◆ WHAT YOU NEED TO DO ◆
Transcribe the records that follow exactly. Skip the pictures.

===== DATA PROVIDED =====

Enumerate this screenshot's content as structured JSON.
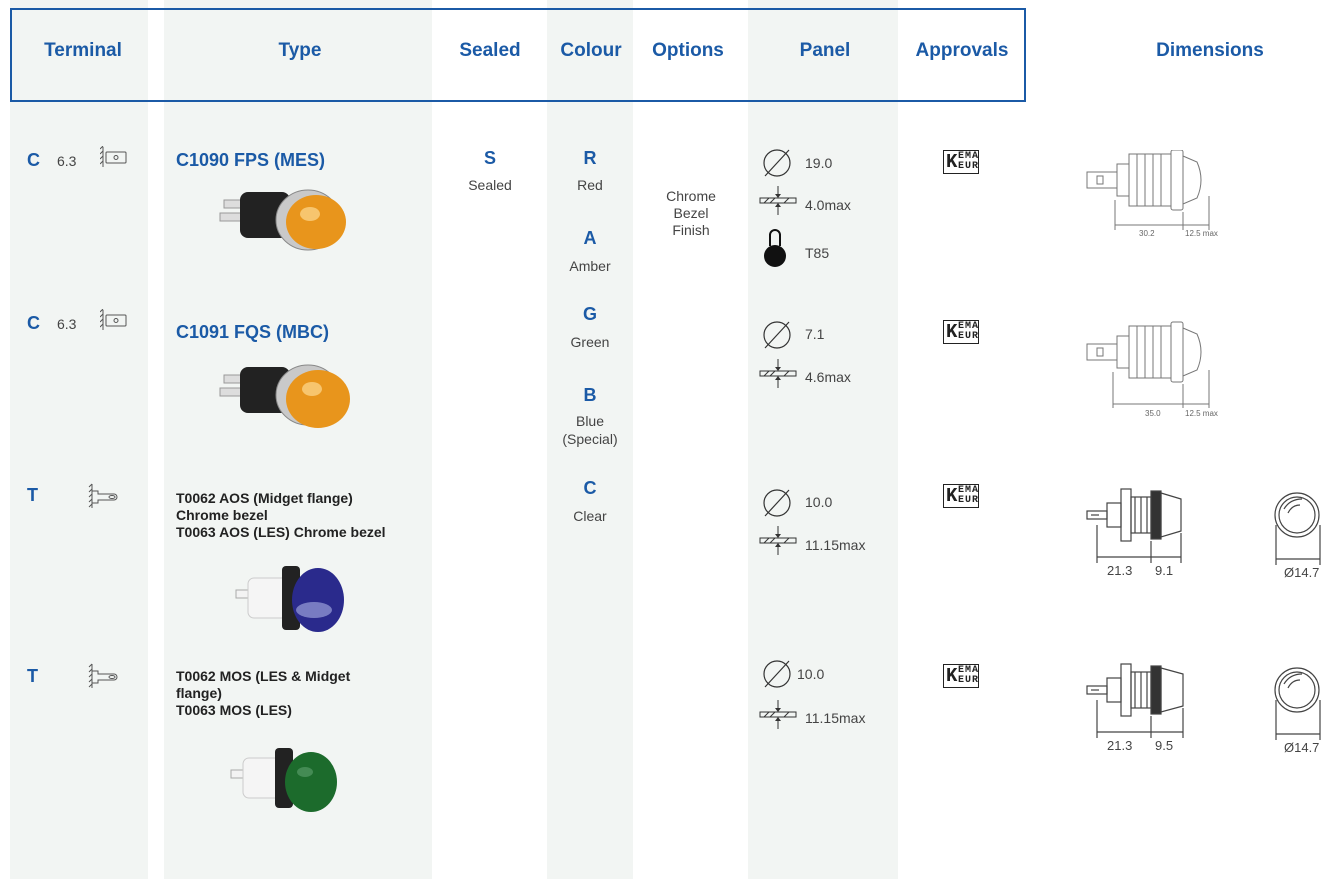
{
  "headers": {
    "terminal": "Terminal",
    "type": "Type",
    "sealed": "Sealed",
    "colour": "Colour",
    "options": "Options",
    "panel": "Panel",
    "approvals": "Approvals",
    "dimensions": "Dimensions"
  },
  "rows": [
    {
      "terminal_code": "C",
      "terminal_size": "6.3",
      "type": "C1090 FPS (MES)",
      "panel": {
        "diameter": "19.0",
        "thickness": "4.0max",
        "temp": "T85"
      },
      "approval_icon": "kema-keur-mark",
      "dims": [
        "30.2",
        "12.5 max"
      ]
    },
    {
      "terminal_code": "C",
      "terminal_size": "6.3",
      "type": "C1091 FQS (MBC)",
      "panel": {
        "diameter": "7.1",
        "thickness": "4.6max"
      },
      "approval_icon": "kema-keur-mark",
      "dims": [
        "35.0",
        "12.5 max"
      ]
    },
    {
      "terminal_code": "T",
      "terminal_size": "",
      "type_lines": [
        "T0062 AOS (Midget flange)",
        "Chrome bezel",
        "T0063 AOS (LES) Chrome bezel"
      ],
      "panel": {
        "diameter": "10.0",
        "thickness": "11.15max"
      },
      "approval_icon": "kema-keur-mark",
      "dims": [
        "21.3",
        "9.1",
        "Ø14.7"
      ]
    },
    {
      "terminal_code": "T",
      "terminal_size": "",
      "type_lines": [
        "T0062 MOS (LES & Midget",
        "flange)",
        "T0063 MOS (LES)"
      ],
      "panel": {
        "diameter": "10.0",
        "thickness": "11.15max"
      },
      "approval_icon": "kema-keur-mark",
      "dims": [
        "21.3",
        "9.5",
        "Ø14.7"
      ]
    }
  ],
  "sealed": {
    "code": "S",
    "label": "Sealed"
  },
  "colours": [
    {
      "code": "R",
      "label": "Red"
    },
    {
      "code": "A",
      "label": "Amber"
    },
    {
      "code": "G",
      "label": "Green"
    },
    {
      "code": "B",
      "label": "Blue",
      "label2": "(Special)"
    },
    {
      "code": "C",
      "label": "Clear"
    }
  ],
  "options": [
    "Chrome",
    "Bezel",
    "Finish"
  ],
  "kema": {
    "k": "K",
    "top": "EMA",
    "bottom": "EUR"
  },
  "colors": {
    "brand": "#1b5aa6",
    "column_bg": "#f2f5f3",
    "amber": "#e8951c",
    "blue": "#2a2a8c",
    "green": "#1c6b2c"
  }
}
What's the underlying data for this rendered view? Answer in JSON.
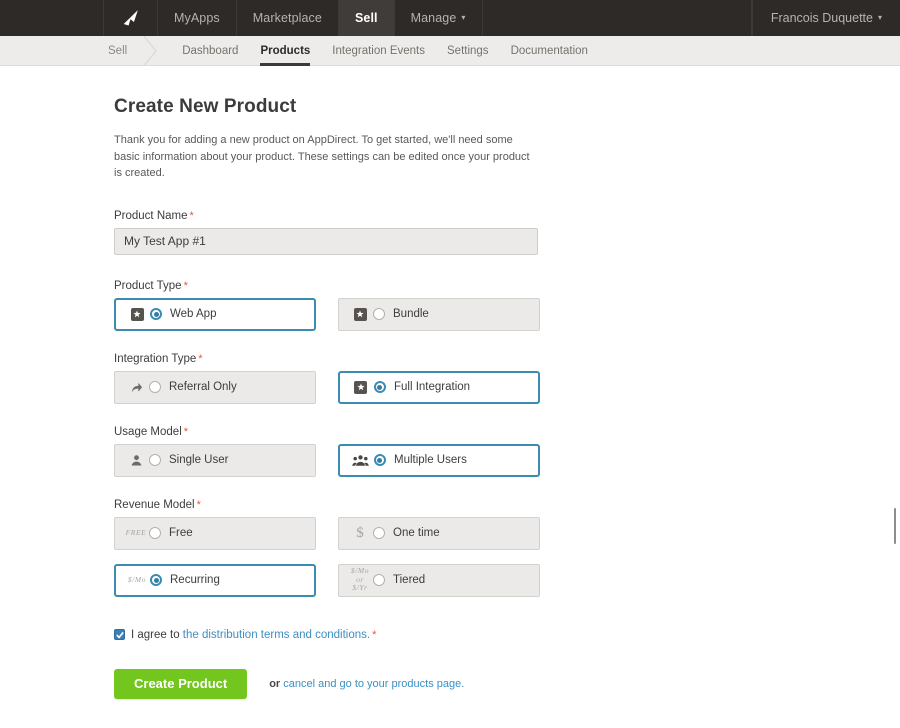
{
  "topnav": {
    "logo_name": "appdirect-logo",
    "items": [
      {
        "label": "MyApps",
        "active": false
      },
      {
        "label": "Marketplace",
        "active": false
      },
      {
        "label": "Sell",
        "active": true
      },
      {
        "label": "Manage",
        "active": false,
        "caret": true
      }
    ],
    "user": {
      "name": "Francois Duquette",
      "caret": "▾"
    }
  },
  "subnav": {
    "breadcrumb": "Sell",
    "items": [
      {
        "label": "Dashboard",
        "active": false
      },
      {
        "label": "Products",
        "active": true
      },
      {
        "label": "Integration Events",
        "active": false
      },
      {
        "label": "Settings",
        "active": false
      },
      {
        "label": "Documentation",
        "active": false
      }
    ]
  },
  "main": {
    "title": "Create New Product",
    "intro": "Thank you for adding a new product on AppDirect. To get started, we'll need some basic information about your product. These settings can be edited once your product is created.",
    "required_marker": "*",
    "fields": {
      "product_name": {
        "label": "Product Name",
        "value": "My Test App #1",
        "placeholder": ""
      },
      "product_type": {
        "label": "Product Type",
        "options": [
          {
            "label": "Web App",
            "icon": "badge-star-icon",
            "selected": true
          },
          {
            "label": "Bundle",
            "icon": "badge-star-icon",
            "selected": false
          }
        ]
      },
      "integration_type": {
        "label": "Integration Type",
        "options": [
          {
            "label": "Referral Only",
            "icon": "reply-arrow-icon",
            "selected": false
          },
          {
            "label": "Full Integration",
            "icon": "badge-star-icon",
            "selected": true
          }
        ]
      },
      "usage_model": {
        "label": "Usage Model",
        "options": [
          {
            "label": "Single User",
            "icon": "single-user-icon",
            "selected": false
          },
          {
            "label": "Multiple Users",
            "icon": "multiple-users-icon",
            "selected": true
          }
        ]
      },
      "revenue_model": {
        "label": "Revenue Model",
        "options": [
          {
            "label": "Free",
            "icon": "free-text-icon",
            "icon_text": "FREE",
            "selected": false
          },
          {
            "label": "One time",
            "icon": "dollar-icon",
            "icon_text": "$",
            "selected": false
          },
          {
            "label": "Recurring",
            "icon": "per-month-text-icon",
            "icon_text": "$/Mo",
            "selected": true
          },
          {
            "label": "Tiered",
            "icon": "per-month-or-year-text-icon",
            "icon_text_line1": "$/Mo",
            "icon_text_line2": "or",
            "icon_text_line3": "$/Yr",
            "selected": false
          }
        ]
      }
    },
    "agreement": {
      "checked": true,
      "prefix": "I agree to ",
      "link": "the distribution terms and conditions.",
      "required_marker": "*"
    },
    "actions": {
      "submit_label": "Create Product",
      "or_word": "or",
      "cancel_link": "cancel and go to your products page."
    }
  },
  "colors": {
    "topnav_bg": "#2d2a28",
    "subnav_bg": "#eeecea",
    "accent_blue": "#3c8bb0",
    "link_blue": "#3c8fc4",
    "required_red": "#e2583e",
    "submit_green": "#72c61d",
    "input_bg": "#eceae8"
  }
}
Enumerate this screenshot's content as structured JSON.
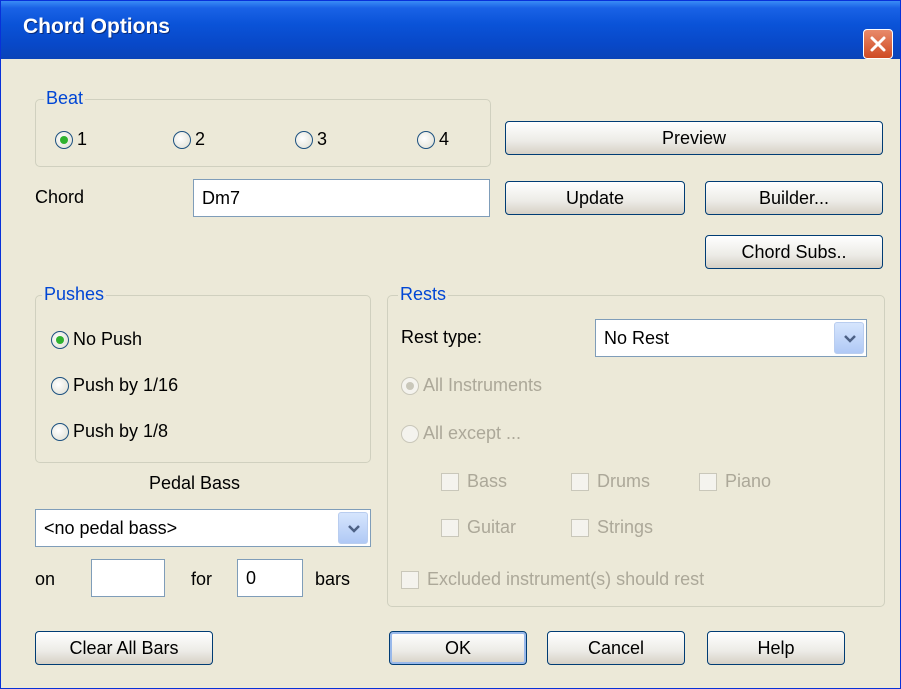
{
  "window": {
    "title": "Chord Options"
  },
  "beat": {
    "legend": "Beat",
    "options": [
      "1",
      "2",
      "3",
      "4"
    ],
    "selected": "1"
  },
  "chord": {
    "label": "Chord",
    "value": "Dm7"
  },
  "buttons": {
    "preview": "Preview",
    "update": "Update",
    "builder": "Builder...",
    "chord_subs": "Chord Subs..",
    "clear_all_bars": "Clear All Bars",
    "ok": "OK",
    "cancel": "Cancel",
    "help": "Help"
  },
  "pushes": {
    "legend": "Pushes",
    "options": [
      "No Push",
      "Push by 1/16",
      "Push by 1/8"
    ],
    "selected": "No Push"
  },
  "pedal_bass": {
    "heading": "Pedal Bass",
    "selected": "<no pedal bass>",
    "on_label": "on",
    "on_value": "",
    "for_label": "for",
    "for_value": "0",
    "bars_label": "bars"
  },
  "rests": {
    "legend": "Rests",
    "rest_type_label": "Rest type:",
    "rest_type_value": "No Rest",
    "options": [
      "All Instruments",
      "All except ..."
    ],
    "selected": "All Instruments",
    "instruments": [
      "Bass",
      "Drums",
      "Piano",
      "Guitar",
      "Strings"
    ],
    "excluded_label": "Excluded instrument(s) should rest"
  },
  "colors": {
    "titlebar": "#0a53d8",
    "dialog_bg": "#ece9d8",
    "legend": "#0046d5",
    "radio_dot": "#2fb22f",
    "disabled": "#aca899"
  }
}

=====

◆ THE REPLY ◆
Enumerate this screenshot's content as structured JSON.
{
  "headers": {
    "terminal": "Terminal",
    "type": "Type",
    "sealed": "Sealed",
    "colour": "Colour",
    "options": "Options",
    "panel": "Panel",
    "approvals": "Approvals",
    "dimensions": "Dimensions"
  },
  "rows": [
    {
      "terminal_code": "C",
      "terminal_size": "6.3",
      "type": "C1090 FPS (MES)",
      "panel": {
        "diameter": "19.0",
        "thickness": "4.0max",
        "temp": "T85"
      },
      "approval_icon": "kema-keur-mark",
      "dims": [
        "30.2",
        "12.5 max"
      ]
    },
    {
      "terminal_code": "C",
      "terminal_size": "6.3",
      "type": "C1091 FQS (MBC)",
      "panel": {
        "diameter": "7.1",
        "thickness": "4.6max"
      },
      "approval_icon": "kema-keur-mark",
      "dims": [
        "35.0",
        "12.5 max"
      ]
    },
    {
      "terminal_code": "T",
      "terminal_size": "",
      "type_lines": [
        "T0062 AOS (Midget flange)",
        "Chrome bezel",
        "T0063 AOS (LES) Chrome bezel"
      ],
      "panel": {
        "diameter": "10.0",
        "thickness": "11.15max"
      },
      "approval_icon": "kema-keur-mark",
      "dims": [
        "21.3",
        "9.1",
        "Ø14.7"
      ]
    },
    {
      "terminal_code": "T",
      "terminal_size": "",
      "type_lines": [
        "T0062 MOS (LES & Midget",
        "flange)",
        "T0063 MOS (LES)"
      ],
      "panel": {
        "diameter": "10.0",
        "thickness": "11.15max"
      },
      "approval_icon": "kema-keur-mark",
      "dims": [
        "21.3",
        "9.5",
        "Ø14.7"
      ]
    }
  ],
  "sealed": {
    "code": "S",
    "label": "Sealed"
  },
  "colours": [
    {
      "code": "R",
      "label": "Red"
    },
    {
      "code": "A",
      "label": "Amber"
    },
    {
      "code": "G",
      "label": "Green"
    },
    {
      "code": "B",
      "label": "Blue",
      "label2": "(Special)"
    },
    {
      "code": "C",
      "label": "Clear"
    }
  ],
  "options": [
    "Chrome",
    "Bezel",
    "Finish"
  ],
  "kema": {
    "k": "K",
    "top": "EMA",
    "bottom": "EUR"
  },
  "colors": {
    "brand": "#1b5aa6",
    "column_bg": "#f2f5f3",
    "amber": "#e8951c",
    "blue": "#2a2a8c",
    "green": "#1c6b2c"
  }
}
What's the underlying data for this rendered view? Answer in JSON.
{
  "topnav": {
    "logo_name": "appdirect-logo",
    "items": [
      {
        "label": "MyApps",
        "active": false
      },
      {
        "label": "Marketplace",
        "active": false
      },
      {
        "label": "Sell",
        "active": true
      },
      {
        "label": "Manage",
        "active": false,
        "caret": true
      }
    ],
    "user": {
      "name": "Francois Duquette",
      "caret": "▾"
    }
  },
  "subnav": {
    "breadcrumb": "Sell",
    "items": [
      {
        "label": "Dashboard",
        "active": false
      },
      {
        "label": "Products",
        "active": true
      },
      {
        "label": "Integration Events",
        "active": false
      },
      {
        "label": "Settings",
        "active": false
      },
      {
        "label": "Documentation",
        "active": false
      }
    ]
  },
  "main": {
    "title": "Create New Product",
    "intro": "Thank you for adding a new product on AppDirect. To get started, we'll need some basic information about your product. These settings can be edited once your product is created.",
    "required_marker": "*",
    "fields": {
      "product_name": {
        "label": "Product Name",
        "value": "My Test App #1",
        "placeholder": ""
      },
      "product_type": {
        "label": "Product Type",
        "options": [
          {
            "label": "Web App",
            "icon": "badge-star-icon",
            "selected": true
          },
          {
            "label": "Bundle",
            "icon": "badge-star-icon",
            "selected": false
          }
        ]
      },
      "integration_type": {
        "label": "Integration Type",
        "options": [
          {
            "label": "Referral Only",
            "icon": "reply-arrow-icon",
            "selected": false
          },
          {
            "label": "Full Integration",
            "icon": "badge-star-icon",
            "selected": true
          }
        ]
      },
      "usage_model": {
        "label": "Usage Model",
        "options": [
          {
            "label": "Single User",
            "icon": "single-user-icon",
            "selected": false
          },
          {
            "label": "Multiple Users",
            "icon": "multiple-users-icon",
            "selected": true
          }
        ]
      },
      "revenue_model": {
        "label": "Revenue Model",
        "options": [
          {
            "label": "Free",
            "icon": "free-text-icon",
            "icon_text": "FREE",
            "selected": false
          },
          {
            "label": "One time",
            "icon": "dollar-icon",
            "icon_text": "$",
            "selected": false
          },
          {
            "label": "Recurring",
            "icon": "per-month-text-icon",
            "icon_text": "$/Mo",
            "selected": true
          },
          {
            "label": "Tiered",
            "icon": "per-month-or-year-text-icon",
            "icon_text_line1": "$/Mo",
            "icon_text_line2": "or",
            "icon_text_line3": "$/Yr",
            "selected": false
          }
        ]
      }
    },
    "agreement": {
      "checked": true,
      "prefix": "I agree to ",
      "link": "the distribution terms and conditions.",
      "required_marker": "*"
    },
    "actions": {
      "submit_label": "Create Product",
      "or_word": "or",
      "cancel_link": "cancel and go to your products page."
    }
  },
  "colors": {
    "topnav_bg": "#2d2a28",
    "subnav_bg": "#eeecea",
    "accent_blue": "#3c8bb0",
    "link_blue": "#3c8fc4",
    "required_red": "#e2583e",
    "submit_green": "#72c61d",
    "input_bg": "#eceae8"
  }
}
Enumerate this screenshot's content as structured JSON.
{
  "window": {
    "title": "Chord Options"
  },
  "beat": {
    "legend": "Beat",
    "options": [
      "1",
      "2",
      "3",
      "4"
    ],
    "selected": "1"
  },
  "chord": {
    "label": "Chord",
    "value": "Dm7"
  },
  "buttons": {
    "preview": "Preview",
    "update": "Update",
    "builder": "Builder...",
    "chord_subs": "Chord Subs..",
    "clear_all_bars": "Clear All Bars",
    "ok": "OK",
    "cancel": "Cancel",
    "help": "Help"
  },
  "pushes": {
    "legend": "Pushes",
    "options": [
      "No Push",
      "Push by 1/16",
      "Push by 1/8"
    ],
    "selected": "No Push"
  },
  "pedal_bass": {
    "heading": "Pedal Bass",
    "selected": "<no pedal bass>",
    "on_label": "on",
    "on_value": "",
    "for_label": "for",
    "for_value": "0",
    "bars_label": "bars"
  },
  "rests": {
    "legend": "Rests",
    "rest_type_label": "Rest type:",
    "rest_type_value": "No Rest",
    "options": [
      "All Instruments",
      "All except ..."
    ],
    "selected": "All Instruments",
    "instruments": [
      "Bass",
      "Drums",
      "Piano",
      "Guitar",
      "Strings"
    ],
    "excluded_label": "Excluded instrument(s) should rest"
  },
  "colors": {
    "titlebar": "#0a53d8",
    "dialog_bg": "#ece9d8",
    "legend": "#0046d5",
    "radio_dot": "#2fb22f",
    "disabled": "#aca899"
  }
}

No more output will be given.